▸ Exercise task: Images appear in the records below; leave them out and repeat everything else exactly.

▸ Input records:
---

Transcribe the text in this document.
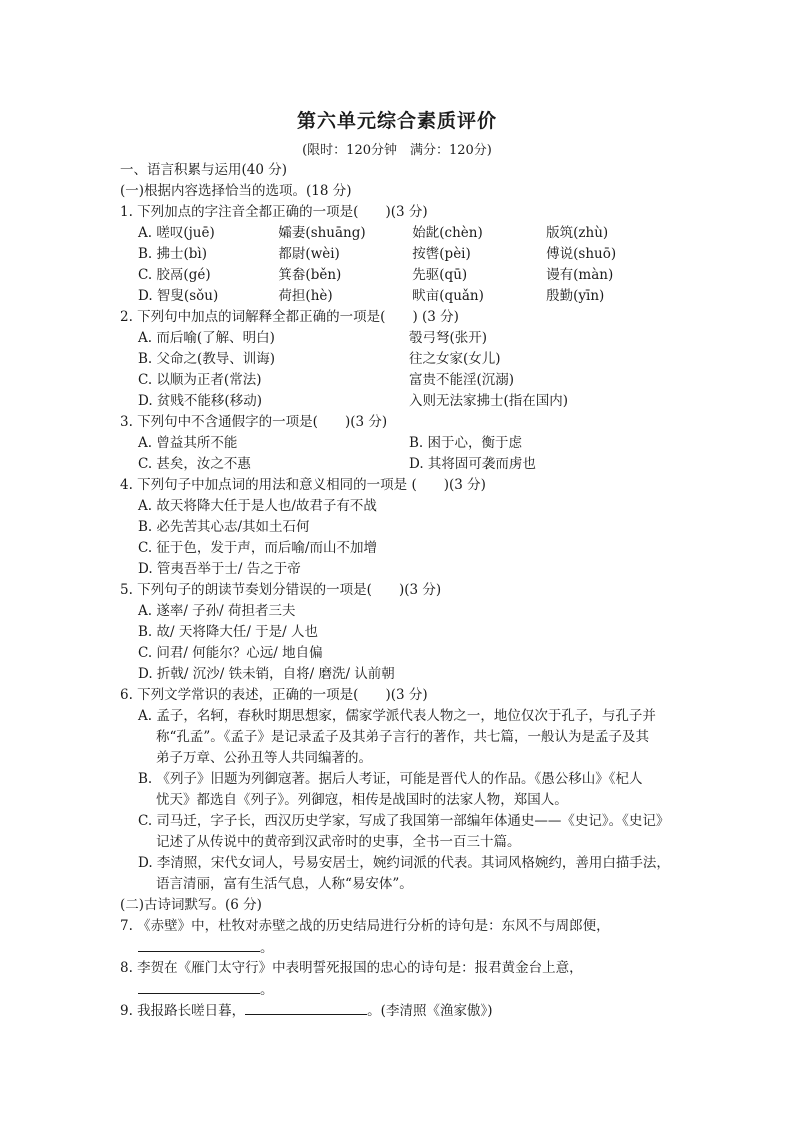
第六单元综合素质评价
(限时：120分钟　满分：120分)
一、语言积累与运用(40 分)
(一)根据内容选择恰当的选项。(18 分)
1. 下列加点的字注音全都正确的一项是(　　)(3 分)
A. 嗟叹(juē)	孀妻(shuāng)	始龀(chèn)	版筑(zhù)
B. 拂士(bì)	都尉(wèi)	按辔(pèi)	傅说(shuō)
C. 胶鬲(gé)	箕畚(běn)	先驱(qū)	谩有(màn)
D. 智叟(sǒu)	荷担(hè)	畎亩(quǎn)	殷勤(yīn)
2. 下列句中加点的词解释全都正确的一项是(　　) (3 分)
A. 而后喻(了解、明白)	彀弓弩(张开)
B. 父命之(教导、训诲)	往之女家(女儿)
C. 以顺为正者(常法)	富贵不能淫(沉溺)
D. 贫贱不能移(移动)	入则无法家拂士(指在国内)
3. 下列句中不含通假字的一项是(　　)(3 分)
A. 曾益其所不能	B. 困于心，衡于虑
C. 甚矣，汝之不惠	D. 其将固可袭而虏也
4. 下列句子中加点词的用法和意义相同的一项是 (　　)(3 分)
A. 故天将降大任于是人也/故君子有不战
B. 必先苦其心志/其如土石何
C. 征于色，发于声，而后喻/而山不加增
D. 管夷吾举于士/ 告之于帝
5. 下列句子的朗读节奏划分错误的一项是(　　)(3 分)
A. 遂率/ 子孙/ 荷担者三夫
B. 故/ 天将降大任/ 于是/ 人也
C. 问君/ 何能尔？心远/ 地自偏
D. 折戟/ 沉沙/ 铁未销，自将/ 磨洗/ 认前朝
6. 下列文学常识的表述，正确的一项是(　　)(3 分)
A. 孟子，名轲，春秋时期思想家，儒家学派代表人物之一，地位仅次于孔子，与孔子并
称“孔孟”。《孟子》是记录孟子及其弟子言行的著作，共七篇，一般认为是孟子及其
弟子万章、公孙丑等人共同编著的。
B. 《列子》旧题为列御寇著。据后人考证，可能是晋代人的作品。《愚公移山》《杞人
忧天》都选自《列子》。列御寇，相传是战国时的法家人物，郑国人。
C. 司马迁，字子长，西汉历史学家，写成了我国第一部编年体通史——《史记》。《史记》
记述了从传说中的黄帝到汉武帝时的史事，全书一百三十篇。
D. 李清照，宋代女词人，号易安居士，婉约词派的代表。其词风格婉约，善用白描手法，
语言清丽，富有生活气息，人称“易安体”。
(二)古诗词默写。(6 分)
7. 《赤壁》中，杜牧对赤壁之战的历史结局进行分析的诗句是：东风不与周郎便，
。
8. 李贺在《雁门太守行》中表明誓死报国的忠心的诗句是：报君黄金台上意，
。
9. 我报路长嗟日暮，	。(李清照《渔家傲》)
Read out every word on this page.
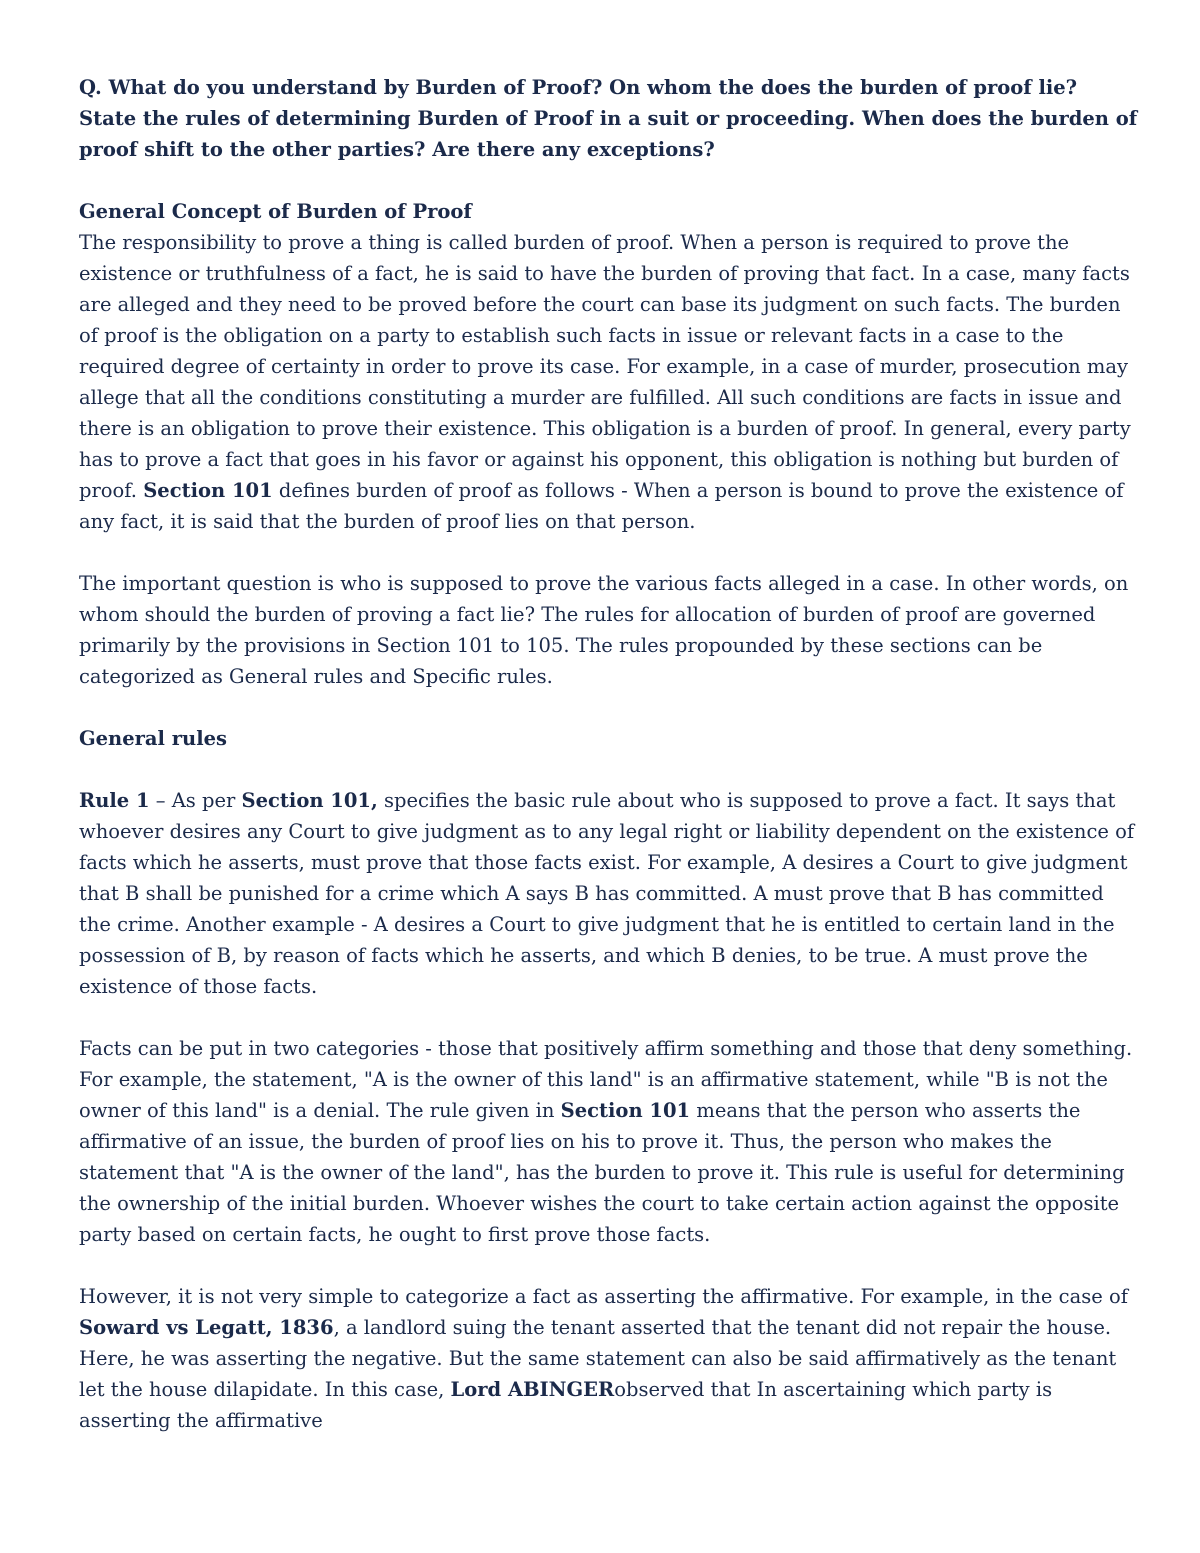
Q. What do you understand by Burden of Proof? On whom the does the burden of proof lie? State the rules of determining Burden of Proof in a suit or proceeding. When does the burden of proof shift to the other parties? Are there any exceptions?

General Concept of Burden of Proof

The responsibility to prove a thing is called burden of proof. When a person is required to prove the existence or truthfulness of a fact, he is said to have the burden of proving that fact. In a case, many facts are alleged and they need to be proved before the court can base its judgment on such facts. The burden of proof is the obligation on a party to establish such facts in issue or relevant facts in a case to the required degree of certainty in order to prove its case. For example, in a case of murder, prosecution may allege that all the conditions constituting a murder are fulfilled. All such conditions are facts in issue and there is an obligation to prove their existence. This obligation is a burden of proof. In general, every party has to prove a fact that goes in his favor or against his opponent, this obligation is nothing but burden of proof. Section 101 defines burden of proof as follows - When a person is bound to prove the existence of any fact, it is said that the burden of proof lies on that person.

The important question is who is supposed to prove the various facts alleged in a case. In other words, on whom should the burden of proving a fact lie? The rules for allocation of burden of proof are governed primarily by the provisions in Section 101 to 105. The rules propounded by these sections can be categorized as General rules and Specific rules.

General rules

Rule 1 – As per Section 101, specifies the basic rule about who is supposed to prove a fact. It says that whoever desires any Court to give judgment as to any legal right or liability dependent on the existence of facts which he asserts, must prove that those facts exist. For example, A desires a Court to give judgment that B shall be punished for a crime which A says B has committed. A must prove that B has committed the crime. Another example - A desires a Court to give judgment that he is entitled to certain land in the possession of B, by reason of facts which he asserts, and which B denies, to be true. A must prove the existence of those facts.

Facts can be put in two categories - those that positively affirm something and those that deny something. For example, the statement, "A is the owner of this land" is an affirmative statement, while "B is not the owner of this land" is a denial. The rule given in Section 101 means that the person who asserts the affirmative of an issue, the burden of proof lies on his to prove it. Thus, the person who makes the statement that "A is the owner of the land", has the burden to prove it. This rule is useful for determining the ownership of the initial burden. Whoever wishes the court to take certain action against the opposite party based on certain facts, he ought to first prove those facts.

However, it is not very simple to categorize a fact as asserting the affirmative. For example, in the case of Soward vs Legatt, 1836, a landlord suing the tenant asserted that the tenant did not repair the house. Here, he was asserting the negative. But the same statement can also be said affirmatively as the tenant let the house dilapidate. In this case, Lord ABINGERobserved that In ascertaining which party is asserting the affirmative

---

▸ Correct answer:
Transcribe the text in this document.
第六单元综合素质评价
(限时：120分钟　满分：120分)
一、语言积累与运用(40 分)
(一)根据内容选择恰当的选项。(18 分)
1. 下列加点的字注音全都正确的一项是(　　)(3 分)
A. 嗟叹(juē)	孀妻(shuāng)	始龀(chèn)	版筑(zhù)
B. 拂士(bì)	都尉(wèi)	按辔(pèi)	傅说(shuō)
C. 胶鬲(gé)	箕畚(běn)	先驱(qū)	谩有(màn)
D. 智叟(sǒu)	荷担(hè)	畎亩(quǎn)	殷勤(yīn)
2. 下列句中加点的词解释全都正确的一项是(　　) (3 分)
A. 而后喻(了解、明白)	彀弓弩(张开)
B. 父命之(教导、训诲)	往之女家(女儿)
C. 以顺为正者(常法)	富贵不能淫(沉溺)
D. 贫贱不能移(移动)	入则无法家拂士(指在国内)
3. 下列句中不含通假字的一项是(　　)(3 分)
A. 曾益其所不能	B. 困于心，衡于虑
C. 甚矣，汝之不惠	D. 其将固可袭而虏也
4. 下列句子中加点词的用法和意义相同的一项是 (　　)(3 分)
A. 故天将降大任于是人也/故君子有不战
B. 必先苦其心志/其如土石何
C. 征于色，发于声，而后喻/而山不加增
D. 管夷吾举于士/ 告之于帝
5. 下列句子的朗读节奏划分错误的一项是(　　)(3 分)
A. 遂率/ 子孙/ 荷担者三夫
B. 故/ 天将降大任/ 于是/ 人也
C. 问君/ 何能尔？心远/ 地自偏
D. 折戟/ 沉沙/ 铁未销，自将/ 磨洗/ 认前朝
6. 下列文学常识的表述，正确的一项是(　　)(3 分)
A. 孟子，名轲，春秋时期思想家，儒家学派代表人物之一，地位仅次于孔子，与孔子并
称“孔孟”。《孟子》是记录孟子及其弟子言行的著作，共七篇，一般认为是孟子及其
弟子万章、公孙丑等人共同编著的。
B. 《列子》旧题为列御寇著。据后人考证，可能是晋代人的作品。《愚公移山》《杞人
忧天》都选自《列子》。列御寇，相传是战国时的法家人物，郑国人。
C. 司马迁，字子长，西汉历史学家，写成了我国第一部编年体通史——《史记》。《史记》
记述了从传说中的黄帝到汉武帝时的史事，全书一百三十篇。
D. 李清照，宋代女词人，号易安居士，婉约词派的代表。其词风格婉约，善用白描手法，
语言清丽，富有生活气息，人称“易安体”。
(二)古诗词默写。(6 分)
7. 《赤壁》中，杜牧对赤壁之战的历史结局进行分析的诗句是：东风不与周郎便，
。
8. 李贺在《雁门太守行》中表明誓死报国的忠心的诗句是：报君黄金台上意，
。
9. 我报路长嗟日暮，	。(李清照《渔家傲》)
Read out every word on this page.
Q. What do you understand by Burden of Proof? On whom the does the burden of proof lie? State the rules of determining Burden of Proof in a suit or proceeding. When does the burden of proof shift to the other parties? Are there any exceptions?

General Concept of Burden of Proof

The responsibility to prove a thing is called burden of proof. When a person is required to prove the existence or truthfulness of a fact, he is said to have the burden of proving that fact. In a case, many facts are alleged and they need to be proved before the court can base its judgment on such facts. The burden of proof is the obligation on a party to establish such facts in issue or relevant facts in a case to the required degree of certainty in order to prove its case. For example, in a case of murder, prosecution may allege that all the conditions constituting a murder are fulfilled. All such conditions are facts in issue and there is an obligation to prove their existence. This obligation is a burden of proof. In general, every party has to prove a fact that goes in his favor or against his opponent, this obligation is nothing but burden of proof. Section 101 defines burden of proof as follows - When a person is bound to prove the existence of any fact, it is said that the burden of proof lies on that person.

The important question is who is supposed to prove the various facts alleged in a case. In other words, on whom should the burden of proving a fact lie? The rules for allocation of burden of proof are governed primarily by the provisions in Section 101 to 105. The rules propounded by these sections can be categorized as General rules and Specific rules.

General rules

Rule 1 – As per Section 101, specifies the basic rule about who is supposed to prove a fact. It says that whoever desires any Court to give judgment as to any legal right or liability dependent on the existence of facts which he asserts, must prove that those facts exist. For example, A desires a Court to give judgment that B shall be punished for a crime which A says B has committed. A must prove that B has committed the crime. Another example - A desires a Court to give judgment that he is entitled to certain land in the possession of B, by reason of facts which he asserts, and which B denies, to be true. A must prove the existence of those facts.

Facts can be put in two categories - those that positively affirm something and those that deny something. For example, the statement, "A is the owner of this land" is an affirmative statement, while "B is not the owner of this land" is a denial. The rule given in Section 101 means that the person who asserts the affirmative of an issue, the burden of proof lies on his to prove it. Thus, the person who makes the statement that "A is the owner of the land", has the burden to prove it. This rule is useful for determining the ownership of the initial burden. Whoever wishes the court to take certain action against the opposite party based on certain facts, he ought to first prove those facts.

However, it is not very simple to categorize a fact as asserting the affirmative. For example, in the case of Soward vs Legatt, 1836, a landlord suing the tenant asserted that the tenant did not repair the house. Here, he was asserting the negative. But the same statement can also be said affirmatively as the tenant let the house dilapidate. In this case, Lord ABINGERobserved that In ascertaining which party is asserting the affirmative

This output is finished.